◆ **What is asked**: Reproduce the stretch from the start of the records through the line containing "x-tick-label: 0 [131, 890, 142, 911]", with "Detection Probability" replaced by "Detection Likelihood" and everything else left as it is.

◆ **Element box records**:
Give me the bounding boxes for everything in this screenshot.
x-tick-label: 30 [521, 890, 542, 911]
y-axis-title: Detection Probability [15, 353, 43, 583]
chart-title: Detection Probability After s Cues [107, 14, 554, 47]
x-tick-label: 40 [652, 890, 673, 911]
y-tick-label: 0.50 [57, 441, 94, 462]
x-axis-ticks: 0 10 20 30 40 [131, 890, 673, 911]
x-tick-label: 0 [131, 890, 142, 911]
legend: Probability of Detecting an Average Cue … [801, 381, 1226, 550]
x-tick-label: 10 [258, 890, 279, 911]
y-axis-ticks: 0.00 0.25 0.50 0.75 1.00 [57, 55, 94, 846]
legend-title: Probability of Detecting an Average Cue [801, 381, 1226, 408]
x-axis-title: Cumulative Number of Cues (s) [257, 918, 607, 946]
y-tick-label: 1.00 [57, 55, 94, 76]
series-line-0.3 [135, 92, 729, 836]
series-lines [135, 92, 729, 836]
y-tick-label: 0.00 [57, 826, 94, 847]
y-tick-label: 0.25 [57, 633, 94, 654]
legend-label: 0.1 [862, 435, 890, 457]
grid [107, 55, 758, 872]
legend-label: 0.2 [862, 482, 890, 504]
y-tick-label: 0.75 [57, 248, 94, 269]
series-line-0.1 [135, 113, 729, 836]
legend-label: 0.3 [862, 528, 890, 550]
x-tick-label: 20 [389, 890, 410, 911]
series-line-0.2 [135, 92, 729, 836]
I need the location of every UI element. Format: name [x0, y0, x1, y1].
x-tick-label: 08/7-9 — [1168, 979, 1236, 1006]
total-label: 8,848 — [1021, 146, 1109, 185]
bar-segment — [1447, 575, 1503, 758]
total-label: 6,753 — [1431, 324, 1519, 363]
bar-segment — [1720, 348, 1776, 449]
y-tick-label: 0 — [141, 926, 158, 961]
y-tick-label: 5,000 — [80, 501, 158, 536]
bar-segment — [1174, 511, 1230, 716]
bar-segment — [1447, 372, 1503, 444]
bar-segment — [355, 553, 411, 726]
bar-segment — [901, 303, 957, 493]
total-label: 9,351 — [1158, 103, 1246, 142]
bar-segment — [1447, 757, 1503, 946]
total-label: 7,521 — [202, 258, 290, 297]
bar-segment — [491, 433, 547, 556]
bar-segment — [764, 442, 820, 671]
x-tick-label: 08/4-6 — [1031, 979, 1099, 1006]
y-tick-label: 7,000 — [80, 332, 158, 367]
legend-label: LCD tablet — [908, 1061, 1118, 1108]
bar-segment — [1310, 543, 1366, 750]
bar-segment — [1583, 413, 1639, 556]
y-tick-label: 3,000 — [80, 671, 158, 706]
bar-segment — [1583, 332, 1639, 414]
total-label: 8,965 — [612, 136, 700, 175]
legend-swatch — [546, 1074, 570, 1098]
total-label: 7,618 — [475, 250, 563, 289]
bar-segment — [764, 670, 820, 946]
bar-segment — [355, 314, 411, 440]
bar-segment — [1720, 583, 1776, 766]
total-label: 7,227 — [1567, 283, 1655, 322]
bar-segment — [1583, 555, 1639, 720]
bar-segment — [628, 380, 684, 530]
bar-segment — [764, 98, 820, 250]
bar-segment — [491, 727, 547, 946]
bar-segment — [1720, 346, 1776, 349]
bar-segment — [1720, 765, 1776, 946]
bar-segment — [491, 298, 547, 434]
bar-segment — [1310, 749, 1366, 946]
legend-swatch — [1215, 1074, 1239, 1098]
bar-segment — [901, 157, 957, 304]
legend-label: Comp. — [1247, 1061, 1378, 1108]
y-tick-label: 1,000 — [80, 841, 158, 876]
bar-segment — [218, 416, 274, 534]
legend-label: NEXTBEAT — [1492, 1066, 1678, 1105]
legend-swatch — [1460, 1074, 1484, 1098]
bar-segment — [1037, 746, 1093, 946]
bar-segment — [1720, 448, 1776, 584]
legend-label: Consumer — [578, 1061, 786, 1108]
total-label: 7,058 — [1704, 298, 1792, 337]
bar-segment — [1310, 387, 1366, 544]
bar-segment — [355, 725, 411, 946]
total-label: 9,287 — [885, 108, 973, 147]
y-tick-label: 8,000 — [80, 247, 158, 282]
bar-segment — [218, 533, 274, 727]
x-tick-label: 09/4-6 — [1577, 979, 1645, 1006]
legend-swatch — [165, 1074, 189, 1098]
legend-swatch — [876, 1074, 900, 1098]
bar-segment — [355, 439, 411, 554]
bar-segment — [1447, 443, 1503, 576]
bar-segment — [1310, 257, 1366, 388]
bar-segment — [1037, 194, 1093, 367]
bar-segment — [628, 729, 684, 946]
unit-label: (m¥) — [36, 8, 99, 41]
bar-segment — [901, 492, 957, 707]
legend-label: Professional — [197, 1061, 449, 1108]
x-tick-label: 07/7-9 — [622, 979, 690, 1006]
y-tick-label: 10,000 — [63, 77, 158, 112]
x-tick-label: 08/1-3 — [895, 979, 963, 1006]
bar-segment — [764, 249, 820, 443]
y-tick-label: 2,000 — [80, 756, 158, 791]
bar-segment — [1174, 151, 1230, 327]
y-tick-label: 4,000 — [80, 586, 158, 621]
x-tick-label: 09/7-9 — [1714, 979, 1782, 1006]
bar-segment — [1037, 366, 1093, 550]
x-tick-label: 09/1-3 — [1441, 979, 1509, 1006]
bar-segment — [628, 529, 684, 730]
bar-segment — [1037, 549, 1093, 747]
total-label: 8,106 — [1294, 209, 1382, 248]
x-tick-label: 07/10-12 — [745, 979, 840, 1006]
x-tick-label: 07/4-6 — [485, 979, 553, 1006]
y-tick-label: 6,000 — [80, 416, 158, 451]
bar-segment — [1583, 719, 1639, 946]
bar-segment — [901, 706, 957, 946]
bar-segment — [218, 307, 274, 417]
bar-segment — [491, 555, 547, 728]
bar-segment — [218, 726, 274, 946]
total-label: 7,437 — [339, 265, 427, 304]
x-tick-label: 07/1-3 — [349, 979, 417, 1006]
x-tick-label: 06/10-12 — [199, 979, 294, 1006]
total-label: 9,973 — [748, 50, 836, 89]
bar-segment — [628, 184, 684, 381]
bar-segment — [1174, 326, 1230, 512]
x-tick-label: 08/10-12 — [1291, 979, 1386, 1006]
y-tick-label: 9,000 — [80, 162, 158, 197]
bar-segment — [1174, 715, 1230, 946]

◆ **Result**:
Give me the bounding boxes for everything in this screenshot.
x-tick-label: 30 [521, 890, 542, 911]
y-axis-title: Detection Likelihood [15, 353, 43, 583]
chart-title: Detection Likelihood After s Cues [107, 14, 554, 47]
x-tick-label: 40 [652, 890, 673, 911]
y-tick-label: 0.50 [57, 441, 94, 462]
x-axis-ticks: 0 10 20 30 40 [131, 890, 673, 911]
x-tick-label: 0 [131, 890, 142, 911]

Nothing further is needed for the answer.